═══ Data to process
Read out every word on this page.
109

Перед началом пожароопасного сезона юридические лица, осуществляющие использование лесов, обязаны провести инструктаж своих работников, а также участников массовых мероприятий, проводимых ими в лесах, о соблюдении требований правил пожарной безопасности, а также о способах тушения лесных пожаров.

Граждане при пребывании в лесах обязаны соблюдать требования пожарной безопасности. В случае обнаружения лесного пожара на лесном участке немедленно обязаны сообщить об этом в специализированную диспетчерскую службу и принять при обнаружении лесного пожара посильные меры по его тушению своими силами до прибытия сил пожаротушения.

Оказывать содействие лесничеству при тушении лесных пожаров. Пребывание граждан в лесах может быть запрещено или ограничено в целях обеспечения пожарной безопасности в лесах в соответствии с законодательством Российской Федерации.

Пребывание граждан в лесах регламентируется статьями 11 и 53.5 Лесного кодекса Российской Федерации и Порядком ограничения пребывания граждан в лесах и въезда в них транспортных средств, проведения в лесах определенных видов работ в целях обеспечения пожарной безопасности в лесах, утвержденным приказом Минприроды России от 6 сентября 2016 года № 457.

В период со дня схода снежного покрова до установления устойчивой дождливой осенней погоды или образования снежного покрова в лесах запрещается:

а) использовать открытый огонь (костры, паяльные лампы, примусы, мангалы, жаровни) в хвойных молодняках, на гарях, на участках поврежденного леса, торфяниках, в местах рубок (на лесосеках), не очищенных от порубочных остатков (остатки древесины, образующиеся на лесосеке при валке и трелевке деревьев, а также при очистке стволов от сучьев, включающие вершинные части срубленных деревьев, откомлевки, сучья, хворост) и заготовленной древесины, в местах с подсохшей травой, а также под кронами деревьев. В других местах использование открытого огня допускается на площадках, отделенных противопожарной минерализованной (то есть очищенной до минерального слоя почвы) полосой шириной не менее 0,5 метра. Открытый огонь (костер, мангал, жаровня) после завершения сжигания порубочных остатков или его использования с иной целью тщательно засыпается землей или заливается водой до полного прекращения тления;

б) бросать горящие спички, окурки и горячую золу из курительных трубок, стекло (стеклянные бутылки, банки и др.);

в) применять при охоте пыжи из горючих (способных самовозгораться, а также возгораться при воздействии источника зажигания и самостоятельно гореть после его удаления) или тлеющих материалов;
══════
§ Task brief:
Pull out all lines from the entries above that include the word "обязаны".

§ Response to the exercise:
Перед началом пожароопасного сезона юридические лица, осуществляющие использование лесов, обязаны провести инструктаж своих работников, а также участников массовых мероприятий, проводимых ими в лесах, о соблюдении требований правил пожарной безопасности, а также о способах тушения лесных пожаров.
Граждане при пребывании в лесах обязаны соблюдать требования пожарной безопасности. В случае обнаружения лесного пожара на лесном участке немедленно обязаны сообщить об этом в специализированную диспетчерскую службу и принять при обнаружении лесного пожара посильные меры по его тушению своими силами до прибытия сил пожаротушения.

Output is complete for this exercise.